---------- 提供項目

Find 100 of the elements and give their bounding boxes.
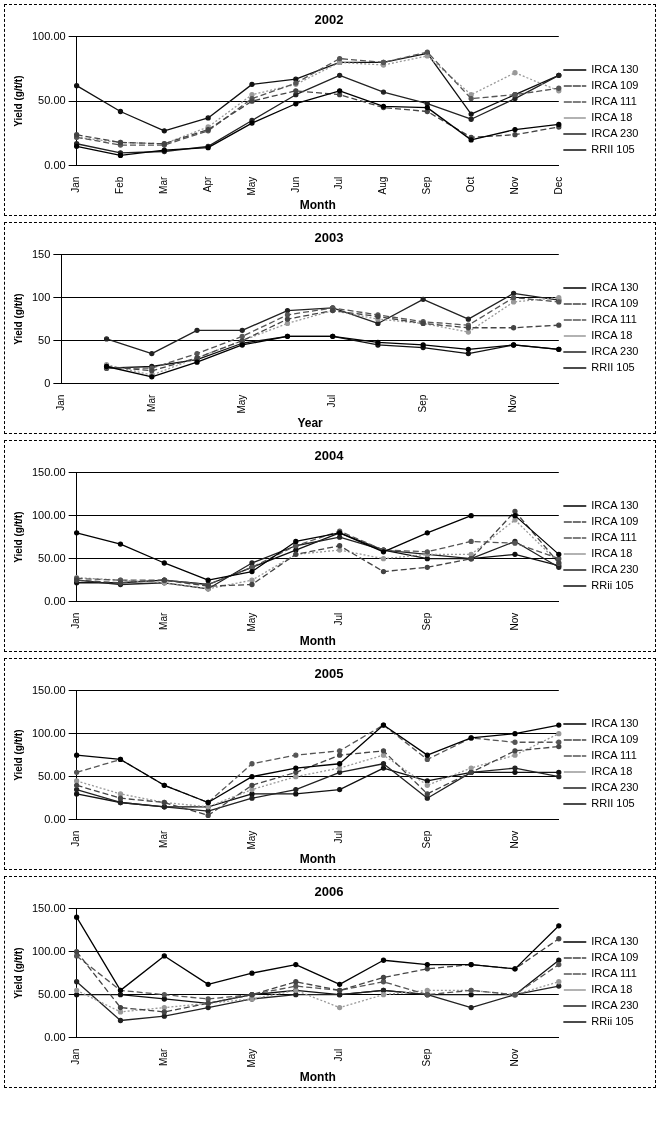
y-tick-label: 100	[31, 290, 51, 303]
y-tick-label: 50.00	[38, 769, 66, 782]
y-tick-label: 150.00	[31, 465, 66, 478]
x-axis-title: Year	[297, 416, 324, 431]
x-tick-label: Nov	[508, 830, 520, 849]
legend-label: RRII 105	[591, 143, 635, 156]
legend-label: IRCA 109	[591, 733, 639, 746]
chart-title: 2004	[314, 448, 345, 464]
legend-label: IRCA 109	[591, 515, 639, 528]
x-tick-label: Jul	[326, 394, 338, 408]
x-tick-label: Nov	[508, 1048, 520, 1067]
x-tick-label: Jan	[70, 176, 82, 193]
x-tick-label: Aug	[377, 176, 389, 195]
legend-label: IRCA 230	[591, 781, 639, 794]
y-tick-label: 100.00	[31, 508, 66, 521]
x-tick-label: May	[245, 176, 257, 196]
x-tick-label: Sep	[421, 1048, 433, 1067]
y-tick-label: 150	[31, 247, 51, 260]
x-tick-label: Sep	[416, 394, 428, 413]
x-tick-label: Jul	[333, 176, 345, 190]
legend-label: RRii 105	[591, 579, 634, 592]
x-tick-label: Nov	[507, 394, 519, 413]
y-tick-label: 0.00	[44, 812, 66, 825]
legend-label: RRII 105	[591, 797, 635, 810]
x-tick-label: Jul	[333, 612, 345, 626]
y-tick-label: 150.00	[31, 901, 66, 914]
legend-label: IRCA 18	[591, 329, 633, 342]
x-tick-label: Mar	[158, 830, 170, 848]
legend-label: IRCA 230	[591, 999, 639, 1012]
x-tick-label: Sep	[421, 612, 433, 631]
x-tick-label: Jan	[55, 394, 67, 411]
x-tick-label: Mar	[158, 176, 170, 194]
x-tick-label: May	[245, 1048, 257, 1068]
x-tick-label: Feb	[114, 176, 126, 194]
x-tick-label: Jul	[333, 1048, 345, 1062]
legend-label: IRCA 130	[591, 281, 639, 294]
x-tick-label: Nov	[508, 612, 520, 631]
x-tick-label: Dec	[552, 176, 564, 195]
y-tick-label: 0.00	[44, 594, 66, 607]
legend-label: IRCA 111	[591, 313, 637, 326]
x-tick-label: May	[236, 394, 247, 414]
x-tick-label: Sep	[421, 830, 433, 849]
x-tick-label: Mar	[145, 394, 157, 412]
x-axis-title: Month	[299, 852, 336, 867]
y-tick-label: 100.00	[31, 29, 66, 42]
y-axis-title: Yield (g/t/t)	[12, 947, 24, 999]
x-tick-label: Mar	[158, 612, 170, 630]
x-tick-label: May	[245, 830, 257, 850]
legend-label: IRCA 18	[591, 111, 633, 124]
y-tick-label: 0.00	[44, 158, 66, 171]
x-axis-title: Month	[299, 198, 336, 213]
y-tick-label: 50.00	[38, 987, 66, 1000]
y-tick-label: 100.00	[31, 944, 66, 957]
legend-label: IRCA 230	[591, 563, 639, 576]
legend-label: RRii 105	[591, 1015, 634, 1028]
x-tick-label: Jan	[70, 1048, 82, 1065]
x-tick-label: May	[245, 612, 257, 632]
y-tick-label: 150.00	[31, 683, 66, 696]
legend-label: IRCA 230	[591, 127, 639, 140]
legend-label: IRCA 111	[591, 967, 637, 980]
x-tick-label: Mar	[158, 1048, 170, 1066]
chart-title: 2003	[314, 230, 344, 246]
legend-label: IRCA 109	[591, 297, 639, 310]
x-tick-label: Nov	[508, 176, 520, 195]
y-axis-title: Yield (g/t/t)	[12, 293, 24, 345]
legend-label: IRCA 130	[591, 499, 639, 512]
legend-label: IRCA 18	[591, 547, 633, 560]
legend-label: IRCA 111	[591, 95, 637, 108]
legend-label: IRCA 111	[591, 749, 637, 762]
y-tick-label: 50	[38, 333, 51, 346]
chart-title: 2002	[314, 12, 344, 28]
chart-title: 2006	[314, 884, 344, 900]
x-tick-label: Jun	[289, 176, 301, 193]
x-tick-label: Jan	[70, 830, 82, 847]
x-tick-label: Sep	[421, 176, 433, 195]
legend-label: IRCA 109	[591, 951, 639, 964]
legend-label: IRCA 130	[591, 63, 639, 76]
legend-label: IRCA 230	[591, 345, 639, 358]
chart-title: 2005	[314, 666, 344, 682]
y-axis-title: Yield (g/t/t)	[12, 511, 24, 563]
legend-label: IRCA 130	[591, 717, 639, 730]
legend-label: IRCA 109	[591, 79, 639, 92]
y-tick-label: 50.00	[38, 94, 66, 107]
legend-label: IRCA 18	[591, 983, 633, 996]
legend-label: RRII 105	[591, 361, 635, 374]
x-tick-label: Apr	[201, 176, 213, 193]
legend-label: IRCA 111	[591, 531, 637, 544]
y-tick-label: 100.00	[31, 726, 66, 739]
legend-label: IRCA 130	[591, 935, 639, 948]
y-tick-label: 50.00	[38, 551, 66, 564]
y-axis-title: Yield (g/t/t)	[12, 75, 24, 127]
x-axis-title: Month	[299, 634, 336, 649]
y-tick-label: 0	[44, 376, 51, 389]
legend-label: IRCA 18	[591, 765, 633, 778]
x-tick-label: Jan	[70, 612, 82, 629]
x-tick-label: Jul	[333, 830, 345, 844]
y-tick-label: 0.00	[44, 1030, 66, 1043]
x-axis-title: Month	[299, 1070, 336, 1085]
x-tick-label: Oct	[464, 176, 476, 193]
y-axis-title: Yield (g/t/t)	[12, 729, 24, 781]
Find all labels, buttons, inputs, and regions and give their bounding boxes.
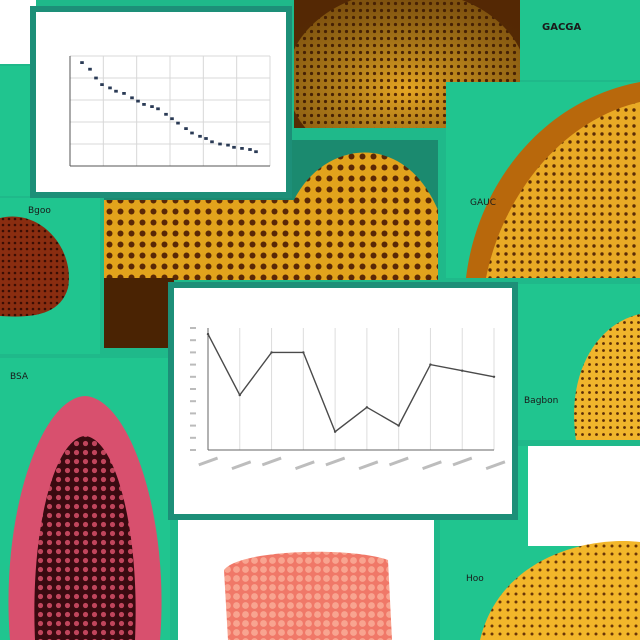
line-point	[365, 406, 369, 409]
scatter-point	[184, 127, 188, 130]
line-point	[492, 375, 496, 378]
y-tick-mark	[190, 351, 196, 354]
y-tick-mark	[190, 363, 196, 366]
y-tick-mark	[190, 327, 196, 329]
scatter-point	[80, 61, 84, 64]
scatter-point	[170, 117, 174, 121]
scatter-chart-panel	[30, 6, 292, 198]
y-tick-mark	[190, 400, 196, 403]
scatter-point	[108, 86, 112, 90]
scatter-point	[226, 143, 230, 147]
line-point	[429, 363, 432, 366]
scatter-point	[210, 140, 214, 144]
scatter-point	[204, 137, 208, 140]
left-blob-tile: Bgoo	[0, 198, 100, 354]
x-tick-mark	[358, 460, 379, 471]
scatter-point	[176, 121, 180, 125]
scatter-point	[254, 150, 258, 154]
line-chart-panel	[168, 282, 518, 520]
bottom-right-tile: Hoo	[440, 446, 640, 640]
right-shell-tile: Bagbon	[516, 284, 640, 440]
scatter-point	[150, 105, 154, 108]
right-label-3: Bagbon	[524, 396, 559, 406]
x-tick-mark	[422, 460, 442, 471]
scatter-point	[156, 107, 160, 111]
scatter-point	[190, 131, 194, 135]
x-tick-mark	[294, 460, 315, 471]
y-tick-mark	[190, 412, 196, 415]
line-point	[238, 393, 241, 397]
y-tick-mark	[190, 449, 196, 451]
scatter-point	[88, 67, 92, 71]
left-green-tile	[0, 66, 34, 196]
line-point	[397, 424, 400, 427]
scatter-point	[164, 112, 168, 116]
scatter-point	[114, 89, 118, 93]
scatter-chart	[69, 55, 271, 167]
x-tick-mark	[452, 456, 473, 467]
scatter-grid	[69, 55, 271, 167]
y-tick-mark	[190, 339, 196, 342]
x-tick-mark	[198, 456, 219, 467]
right-mound-tile: GAUC	[446, 82, 640, 278]
scatter-point	[218, 142, 222, 146]
scatter-point	[130, 96, 134, 100]
scatter-point	[198, 134, 202, 138]
y-tick-mark	[190, 436, 196, 439]
x-tick-mark	[231, 460, 252, 471]
line-point	[270, 351, 273, 354]
scatter-point	[122, 92, 126, 95]
x-tick-mark	[325, 456, 346, 467]
line-chart	[190, 327, 506, 471]
line-point	[333, 430, 337, 433]
scatter-point	[240, 147, 244, 150]
left-label: Bgoo	[28, 206, 51, 216]
scatter-point	[100, 83, 104, 86]
scatter-point	[94, 76, 98, 80]
top-right-label: GACGA	[542, 22, 582, 33]
series-line	[207, 333, 495, 433]
dark-brown-region	[104, 278, 174, 348]
pink-tongue-tile: BSA	[0, 358, 170, 640]
scatter-point	[232, 145, 236, 149]
scatter-point	[136, 99, 140, 103]
line-point	[461, 369, 464, 372]
y-tick-mark	[190, 375, 196, 378]
x-tick-mark	[388, 456, 409, 467]
top-orange-texture	[294, 0, 520, 128]
line-point	[206, 332, 210, 336]
y-tick-mark	[190, 424, 196, 427]
scatter-point	[248, 148, 252, 151]
left-label-2: BSA	[10, 372, 29, 382]
bottom-salmon-tile	[178, 520, 434, 640]
top-right-green-tile: GACGA	[520, 0, 640, 80]
mid-right-label: GAUC	[470, 198, 497, 208]
line-grid	[207, 328, 495, 450]
x-tick-mark	[485, 460, 506, 471]
line-point	[302, 351, 305, 354]
bottom-right-label: Hoo	[466, 574, 484, 584]
y-tick-mark	[190, 388, 196, 390]
scatter-point	[142, 103, 146, 106]
x-tick-mark	[261, 456, 282, 467]
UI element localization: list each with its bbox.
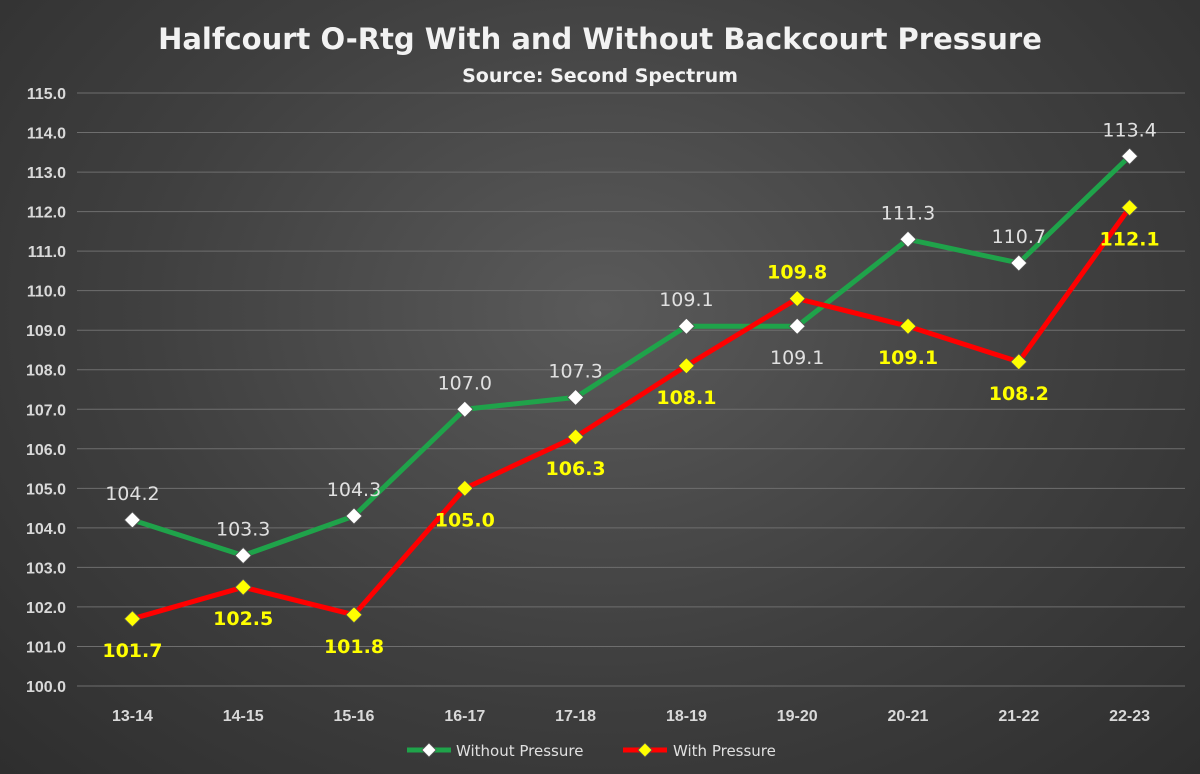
y-tick-label: 108.0 <box>26 363 66 380</box>
series-line <box>131 206 1132 622</box>
gridlines <box>77 92 1185 687</box>
data-point <box>677 317 695 335</box>
chart-subtitle: Source: Second Spectrum <box>462 65 738 87</box>
data-label: 109.1 <box>878 347 938 369</box>
x-tick-label: 16-17 <box>444 708 485 725</box>
data-point <box>234 578 252 596</box>
data-label: 107.0 <box>438 372 492 394</box>
data-point <box>567 428 585 446</box>
data-label: 109.1 <box>659 289 713 311</box>
legend-marker <box>421 742 437 758</box>
series-layer: 104.2 103.3 104.3 107.0 107.3 109.1 109.1 111.3… <box>102 119 1159 662</box>
y-tick-label: 105.0 <box>26 481 66 498</box>
data-label: 105.0 <box>435 509 495 531</box>
y-tick-label: 110.0 <box>27 284 66 301</box>
y-tick-label: 109.0 <box>26 323 66 340</box>
data-label: 108.1 <box>656 387 716 409</box>
legend-item: Without Pressure <box>407 742 583 760</box>
x-tick-label: 14-15 <box>223 708 264 725</box>
data-label: 109.1 <box>770 347 824 369</box>
data-label: 101.7 <box>102 640 162 662</box>
y-tick-label: 112.0 <box>27 205 66 222</box>
data-point <box>1121 147 1139 165</box>
data-label: 104.2 <box>105 483 159 505</box>
y-axis: 100.0 101.0 102.0 103.0 104.0 105.0 106.0 107.0… <box>26 86 66 696</box>
data-point <box>677 357 695 375</box>
data-point <box>234 546 252 565</box>
data-point <box>567 388 585 406</box>
data-label: 101.8 <box>324 636 384 658</box>
data-point <box>788 317 806 335</box>
y-tick-label: 104.0 <box>26 521 66 538</box>
y-tick-label: 114.0 <box>27 126 66 143</box>
data-label: 107.3 <box>548 360 602 382</box>
data-label: 109.8 <box>767 262 827 284</box>
x-tick-label: 22-23 <box>1109 708 1150 725</box>
chart-title: Halfcourt O-Rtg With and Without Backcou… <box>158 22 1042 56</box>
data-point <box>1010 353 1028 371</box>
data-point <box>899 230 917 248</box>
x-tick-label: 17-18 <box>555 708 596 725</box>
x-tick-label: 15-16 <box>334 708 375 725</box>
data-point <box>123 610 141 628</box>
series-without-pressure: 104.2 103.3 104.3 107.0 107.3 109.1 109.1 111.3… <box>105 119 1157 565</box>
data-point <box>1010 254 1028 272</box>
x-tick-label: 20-21 <box>888 708 929 725</box>
y-tick-label: 100.0 <box>26 679 66 696</box>
data-point <box>345 606 363 624</box>
data-label: 104.3 <box>327 479 381 501</box>
data-point <box>456 400 474 418</box>
data-label: 102.5 <box>213 608 273 630</box>
x-axis: 13-14 14-15 15-16 16-17 17-18 18-19 19-20 20-21… <box>112 708 1150 725</box>
legend-marker <box>637 742 653 758</box>
y-tick-label: 102.0 <box>26 600 66 617</box>
data-label: 112.1 <box>1100 229 1160 251</box>
data-label: 111.3 <box>881 202 935 224</box>
series-line <box>131 154 1132 559</box>
legend-label: With Pressure <box>673 742 776 760</box>
y-tick-label: 103.0 <box>26 560 66 577</box>
x-tick-label: 19-20 <box>777 708 818 725</box>
legend-label: Without Pressure <box>456 742 583 760</box>
y-tick-label: 101.0 <box>26 639 66 656</box>
data-label: 106.3 <box>546 458 606 480</box>
y-tick-label: 115.0 <box>27 86 66 103</box>
data-point <box>123 511 141 529</box>
data-point <box>788 290 806 308</box>
data-point <box>899 317 917 335</box>
legend-item: With Pressure <box>623 742 776 760</box>
data-label: 108.2 <box>989 383 1049 405</box>
series-with-pressure: 101.7 102.5 101.8 105.0 106.3 108.1 109.8 109.1… <box>102 199 1160 662</box>
x-tick-label: 13-14 <box>112 708 153 725</box>
data-label: 103.3 <box>216 519 270 541</box>
data-label: 110.7 <box>992 226 1046 248</box>
x-tick-label: 21-22 <box>998 708 1039 725</box>
y-tick-label: 107.0 <box>26 402 66 419</box>
y-tick-label: 106.0 <box>26 442 66 459</box>
data-label: 113.4 <box>1102 119 1156 141</box>
y-tick-label: 111.0 <box>28 244 66 261</box>
x-tick-label: 18-19 <box>666 708 707 725</box>
data-point <box>456 479 474 497</box>
data-point <box>1121 199 1139 217</box>
legend: Without Pressure With Pressure <box>407 742 776 760</box>
data-point <box>345 507 363 525</box>
y-tick-label: 113.0 <box>27 165 66 182</box>
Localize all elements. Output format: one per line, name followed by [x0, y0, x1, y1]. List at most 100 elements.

--------------------

課題内容: 「290, 51, 303]」を含む行から「1048, 520, 1067]」を含む行までを、「legend-label」を「legend-entry」に置き換え、ほかは変えずに書き直してください。

解答:
y-tick-label: 100	[31, 290, 51, 303]
y-tick-label: 50.00	[38, 769, 66, 782]
y-tick-label: 150.00	[31, 465, 66, 478]
x-axis-title: Year	[297, 416, 324, 431]
x-tick-label: Nov	[508, 830, 520, 849]
legend-entry: RRII 105	[591, 143, 635, 156]
legend-entry: IRCA 109	[591, 733, 639, 746]
chart-title: 2004	[314, 448, 345, 464]
legend-entry: IRCA 109	[591, 515, 639, 528]
x-tick-label: Jul	[326, 394, 338, 408]
x-tick-label: Nov	[508, 1048, 520, 1067]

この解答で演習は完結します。